■ Problem description ■
Gather all lines from the material that contain the word "logged".
[Start Supplied information]
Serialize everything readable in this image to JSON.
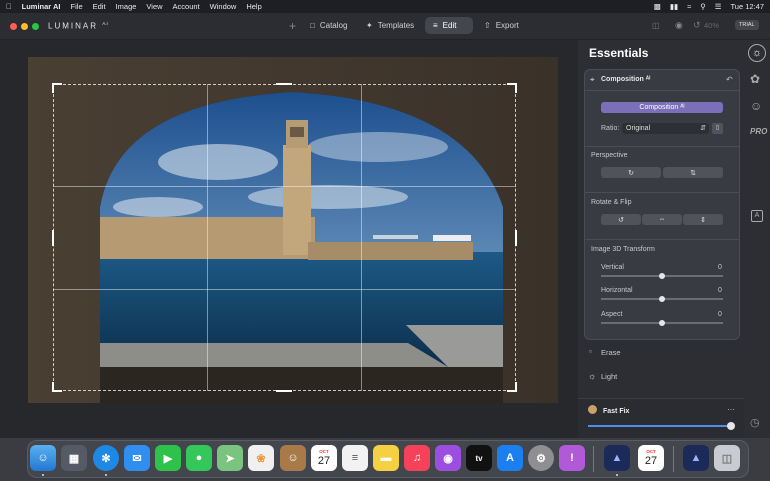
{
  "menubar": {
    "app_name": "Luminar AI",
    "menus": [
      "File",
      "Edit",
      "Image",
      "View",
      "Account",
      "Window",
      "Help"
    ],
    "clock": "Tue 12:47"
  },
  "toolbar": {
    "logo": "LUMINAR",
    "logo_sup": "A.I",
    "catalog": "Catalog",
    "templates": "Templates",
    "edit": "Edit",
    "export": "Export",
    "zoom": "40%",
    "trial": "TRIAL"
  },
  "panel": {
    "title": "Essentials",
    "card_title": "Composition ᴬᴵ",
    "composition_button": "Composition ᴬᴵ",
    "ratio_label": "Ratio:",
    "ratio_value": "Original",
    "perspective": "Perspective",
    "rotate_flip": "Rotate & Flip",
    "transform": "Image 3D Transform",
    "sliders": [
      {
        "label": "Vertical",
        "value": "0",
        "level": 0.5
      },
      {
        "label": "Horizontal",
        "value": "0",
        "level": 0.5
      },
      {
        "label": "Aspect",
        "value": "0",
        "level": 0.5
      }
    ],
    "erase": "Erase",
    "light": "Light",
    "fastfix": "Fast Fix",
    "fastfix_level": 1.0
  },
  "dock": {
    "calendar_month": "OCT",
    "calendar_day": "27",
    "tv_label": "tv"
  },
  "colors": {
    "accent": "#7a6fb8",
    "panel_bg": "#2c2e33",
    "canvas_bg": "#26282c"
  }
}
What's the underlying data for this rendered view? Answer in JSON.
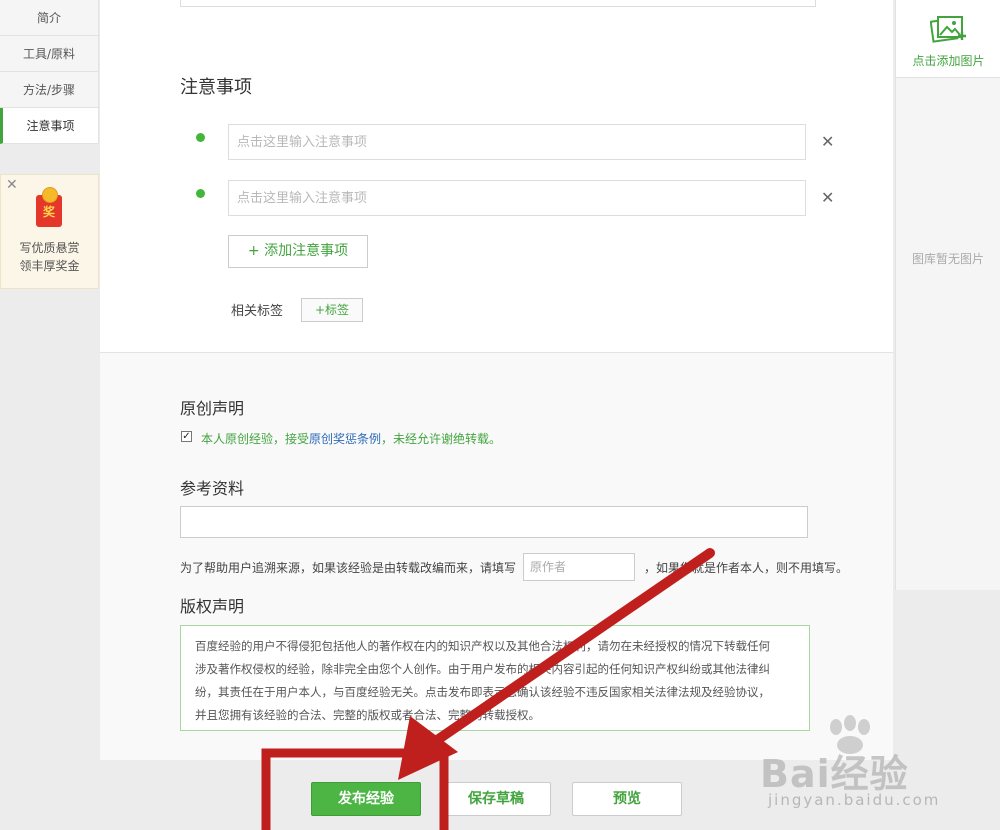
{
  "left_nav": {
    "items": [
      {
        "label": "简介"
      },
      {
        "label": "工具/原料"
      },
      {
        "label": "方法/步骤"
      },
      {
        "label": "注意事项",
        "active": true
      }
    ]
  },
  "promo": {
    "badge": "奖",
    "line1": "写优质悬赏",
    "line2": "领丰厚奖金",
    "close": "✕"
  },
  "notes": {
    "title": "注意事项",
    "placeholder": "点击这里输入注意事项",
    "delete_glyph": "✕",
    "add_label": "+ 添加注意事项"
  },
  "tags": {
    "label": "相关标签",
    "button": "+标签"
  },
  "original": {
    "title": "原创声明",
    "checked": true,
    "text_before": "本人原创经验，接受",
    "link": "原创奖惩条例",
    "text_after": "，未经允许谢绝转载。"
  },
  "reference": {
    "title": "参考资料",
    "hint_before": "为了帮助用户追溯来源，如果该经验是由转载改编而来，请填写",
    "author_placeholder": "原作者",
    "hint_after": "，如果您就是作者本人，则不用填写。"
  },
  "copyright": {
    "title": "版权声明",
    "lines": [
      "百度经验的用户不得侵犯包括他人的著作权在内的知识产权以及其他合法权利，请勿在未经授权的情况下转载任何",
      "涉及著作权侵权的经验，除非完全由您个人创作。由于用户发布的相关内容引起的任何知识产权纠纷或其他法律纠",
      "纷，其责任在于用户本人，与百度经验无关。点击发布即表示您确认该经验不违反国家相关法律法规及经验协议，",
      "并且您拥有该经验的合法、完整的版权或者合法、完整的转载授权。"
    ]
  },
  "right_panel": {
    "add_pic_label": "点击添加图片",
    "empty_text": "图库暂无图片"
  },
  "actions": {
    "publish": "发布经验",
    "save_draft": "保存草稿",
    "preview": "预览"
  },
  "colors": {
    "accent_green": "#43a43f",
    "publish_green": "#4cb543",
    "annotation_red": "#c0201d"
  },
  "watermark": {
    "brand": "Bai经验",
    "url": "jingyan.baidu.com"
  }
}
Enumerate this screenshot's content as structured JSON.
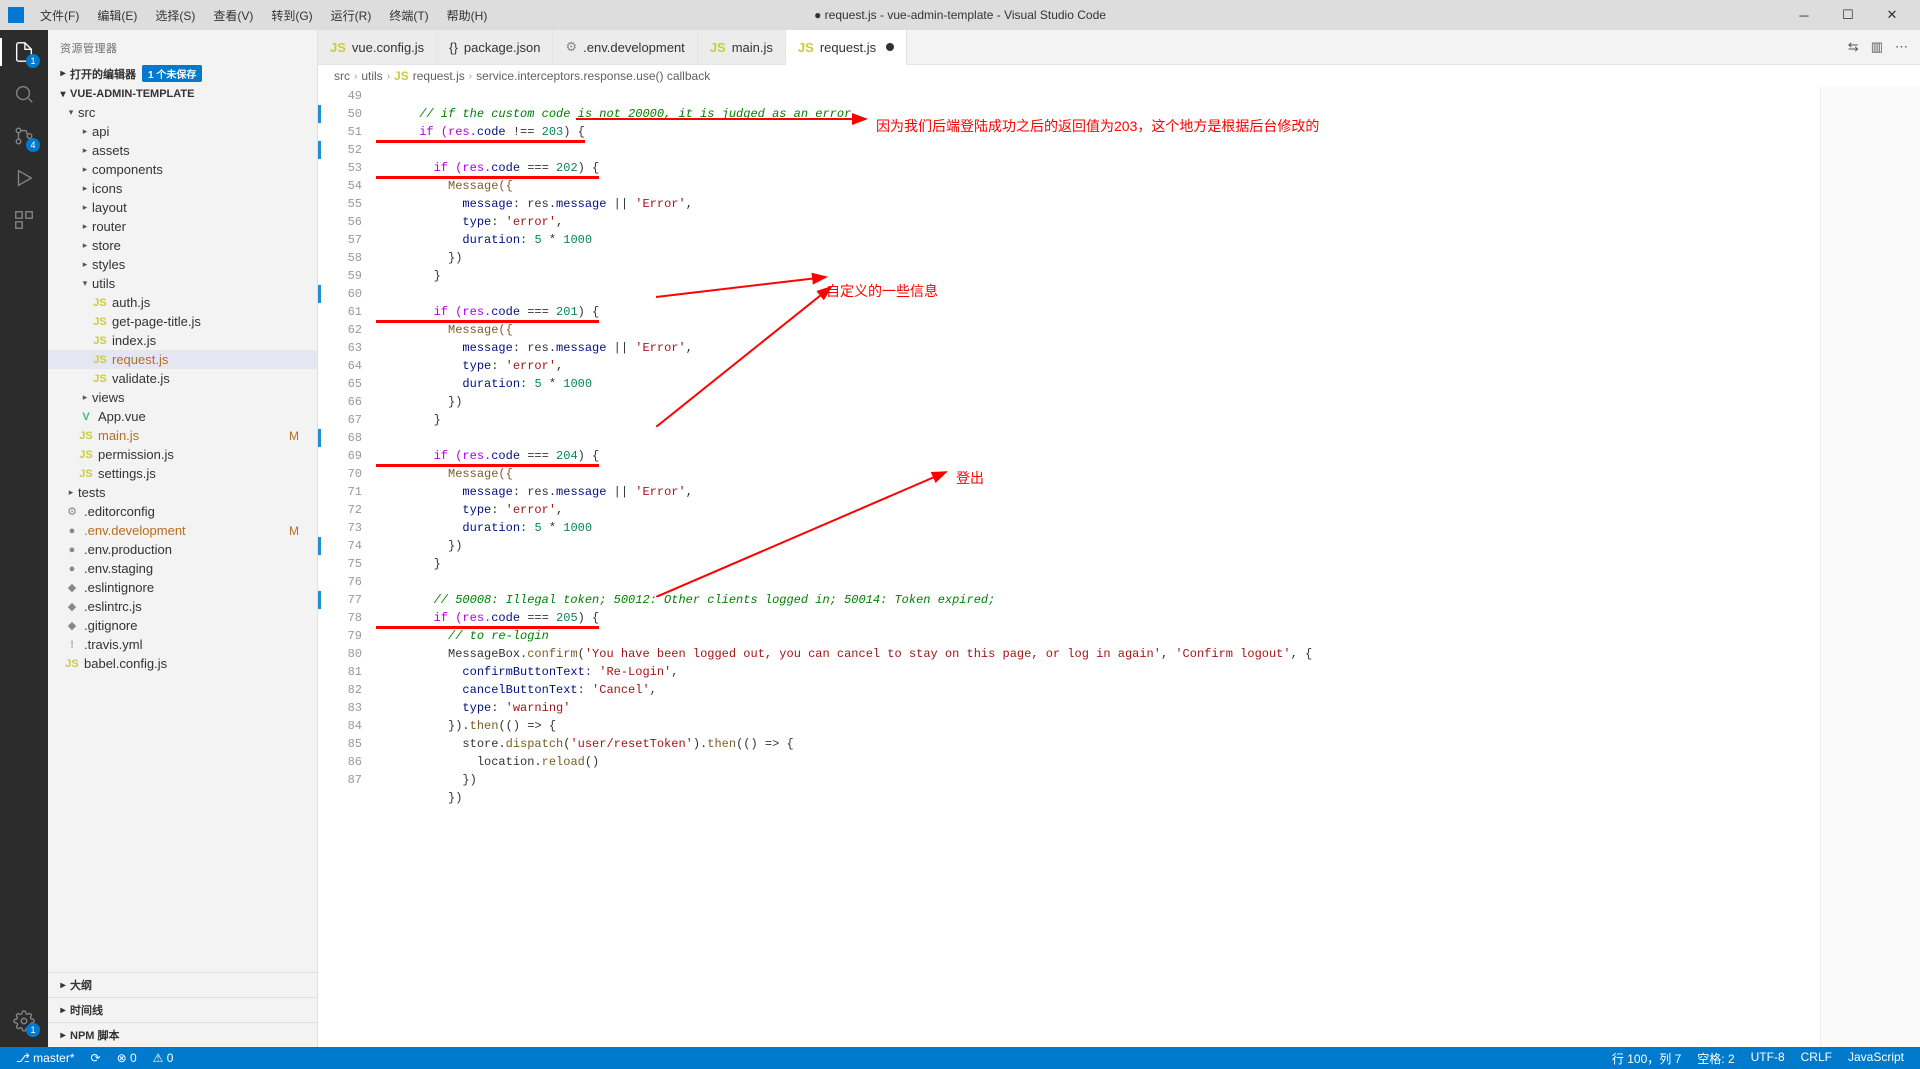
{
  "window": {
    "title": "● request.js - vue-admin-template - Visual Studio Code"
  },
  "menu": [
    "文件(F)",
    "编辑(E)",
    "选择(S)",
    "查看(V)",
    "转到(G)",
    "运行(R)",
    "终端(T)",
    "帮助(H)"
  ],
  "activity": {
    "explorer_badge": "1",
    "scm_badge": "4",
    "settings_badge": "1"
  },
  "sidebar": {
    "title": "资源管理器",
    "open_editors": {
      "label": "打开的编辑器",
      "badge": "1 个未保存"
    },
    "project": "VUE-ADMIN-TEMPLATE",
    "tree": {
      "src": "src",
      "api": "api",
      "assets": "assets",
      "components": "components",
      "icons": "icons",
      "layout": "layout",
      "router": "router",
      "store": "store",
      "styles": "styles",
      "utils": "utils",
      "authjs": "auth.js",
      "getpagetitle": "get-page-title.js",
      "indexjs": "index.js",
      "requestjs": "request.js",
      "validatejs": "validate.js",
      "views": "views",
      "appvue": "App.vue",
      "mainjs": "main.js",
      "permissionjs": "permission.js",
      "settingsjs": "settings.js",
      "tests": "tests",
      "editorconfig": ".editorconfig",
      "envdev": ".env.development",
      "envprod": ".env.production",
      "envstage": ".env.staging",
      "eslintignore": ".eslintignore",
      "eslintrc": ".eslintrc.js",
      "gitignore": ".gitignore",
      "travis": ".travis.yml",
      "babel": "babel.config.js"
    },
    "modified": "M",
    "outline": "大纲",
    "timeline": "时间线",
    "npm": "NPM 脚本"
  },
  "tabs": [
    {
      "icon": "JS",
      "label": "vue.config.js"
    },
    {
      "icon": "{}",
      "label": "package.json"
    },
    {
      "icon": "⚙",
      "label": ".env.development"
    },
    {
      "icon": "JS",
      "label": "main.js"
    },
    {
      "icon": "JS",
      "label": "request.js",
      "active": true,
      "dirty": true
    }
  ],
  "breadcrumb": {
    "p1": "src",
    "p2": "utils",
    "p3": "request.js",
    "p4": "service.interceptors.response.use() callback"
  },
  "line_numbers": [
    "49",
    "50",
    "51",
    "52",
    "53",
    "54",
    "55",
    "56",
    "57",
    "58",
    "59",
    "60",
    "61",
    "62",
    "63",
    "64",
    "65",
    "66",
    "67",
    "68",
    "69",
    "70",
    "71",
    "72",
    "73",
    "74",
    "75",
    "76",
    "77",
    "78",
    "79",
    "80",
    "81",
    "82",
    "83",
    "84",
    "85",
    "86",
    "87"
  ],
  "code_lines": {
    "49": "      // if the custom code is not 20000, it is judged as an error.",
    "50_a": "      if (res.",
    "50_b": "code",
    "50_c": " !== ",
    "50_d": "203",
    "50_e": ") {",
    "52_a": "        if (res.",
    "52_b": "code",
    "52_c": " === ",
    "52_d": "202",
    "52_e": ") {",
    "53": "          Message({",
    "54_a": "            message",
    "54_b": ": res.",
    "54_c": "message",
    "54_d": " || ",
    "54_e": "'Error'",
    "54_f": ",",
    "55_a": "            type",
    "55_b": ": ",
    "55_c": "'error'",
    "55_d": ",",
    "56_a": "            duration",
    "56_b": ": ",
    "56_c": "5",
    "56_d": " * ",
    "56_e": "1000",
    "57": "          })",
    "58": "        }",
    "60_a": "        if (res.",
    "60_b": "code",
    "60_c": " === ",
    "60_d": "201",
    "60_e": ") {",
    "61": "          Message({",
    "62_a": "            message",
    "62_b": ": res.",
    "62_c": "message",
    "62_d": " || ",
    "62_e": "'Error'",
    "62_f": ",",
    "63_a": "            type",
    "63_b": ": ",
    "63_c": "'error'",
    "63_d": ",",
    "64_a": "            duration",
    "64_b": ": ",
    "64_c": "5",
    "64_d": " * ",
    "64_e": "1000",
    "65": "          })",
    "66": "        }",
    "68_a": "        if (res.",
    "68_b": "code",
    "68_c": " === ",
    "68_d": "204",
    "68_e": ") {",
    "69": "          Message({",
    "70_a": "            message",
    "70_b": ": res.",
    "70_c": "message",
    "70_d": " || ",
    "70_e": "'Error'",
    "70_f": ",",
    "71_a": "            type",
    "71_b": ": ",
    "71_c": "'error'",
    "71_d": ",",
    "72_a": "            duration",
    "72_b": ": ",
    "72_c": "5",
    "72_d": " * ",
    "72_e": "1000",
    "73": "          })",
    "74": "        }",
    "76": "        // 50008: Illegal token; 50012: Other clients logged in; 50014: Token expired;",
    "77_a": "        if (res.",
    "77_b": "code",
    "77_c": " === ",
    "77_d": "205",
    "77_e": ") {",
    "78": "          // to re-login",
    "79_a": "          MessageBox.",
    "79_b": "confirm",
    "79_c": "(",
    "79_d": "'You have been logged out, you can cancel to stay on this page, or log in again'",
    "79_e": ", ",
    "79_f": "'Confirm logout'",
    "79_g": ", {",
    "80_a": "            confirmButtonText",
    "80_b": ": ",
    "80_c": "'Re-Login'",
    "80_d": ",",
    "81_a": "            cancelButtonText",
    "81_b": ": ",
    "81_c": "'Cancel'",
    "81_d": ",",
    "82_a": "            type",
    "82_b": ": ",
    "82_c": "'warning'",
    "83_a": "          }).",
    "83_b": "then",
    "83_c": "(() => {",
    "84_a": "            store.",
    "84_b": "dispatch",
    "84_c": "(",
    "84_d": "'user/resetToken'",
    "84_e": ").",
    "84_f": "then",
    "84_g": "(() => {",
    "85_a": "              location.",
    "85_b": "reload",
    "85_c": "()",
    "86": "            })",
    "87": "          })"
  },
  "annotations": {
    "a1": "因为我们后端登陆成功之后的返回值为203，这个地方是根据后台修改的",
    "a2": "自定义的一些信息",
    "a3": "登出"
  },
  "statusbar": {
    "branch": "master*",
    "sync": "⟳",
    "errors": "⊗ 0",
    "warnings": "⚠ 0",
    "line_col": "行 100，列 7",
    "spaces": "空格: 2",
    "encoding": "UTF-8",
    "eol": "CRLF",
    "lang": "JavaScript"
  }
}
[End Supplied information]
[Start Supplied information]
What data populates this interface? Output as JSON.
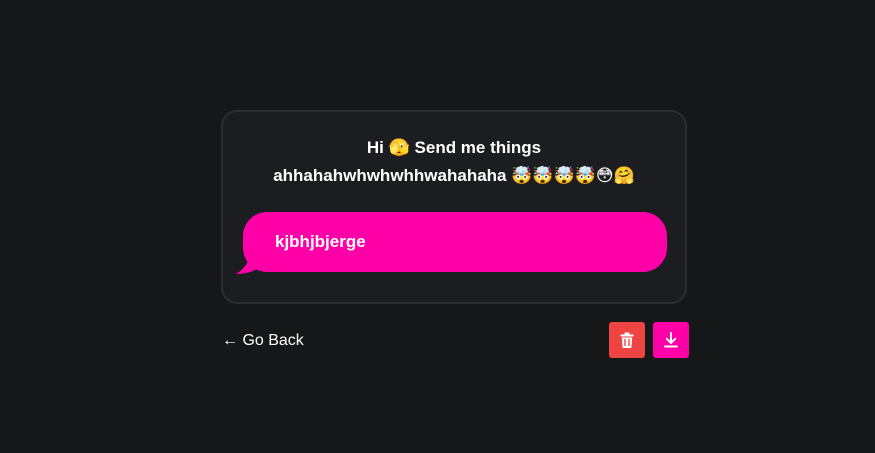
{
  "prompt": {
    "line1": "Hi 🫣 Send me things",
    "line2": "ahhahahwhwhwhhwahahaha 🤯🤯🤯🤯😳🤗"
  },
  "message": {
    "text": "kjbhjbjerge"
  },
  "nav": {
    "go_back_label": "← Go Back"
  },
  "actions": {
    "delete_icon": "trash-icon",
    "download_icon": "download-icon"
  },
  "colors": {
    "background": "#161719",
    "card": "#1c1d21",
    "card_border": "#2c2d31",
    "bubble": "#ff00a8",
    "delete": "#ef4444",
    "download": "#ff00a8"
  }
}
[End Supplied information]
■ In response ■
    "76": "        // 50008: Illegal token; 50012: Other clients logged in; 50014: Token expired;",
    "79_d": "'You have been logged out, you can cancel to stay on this page, or log in again'",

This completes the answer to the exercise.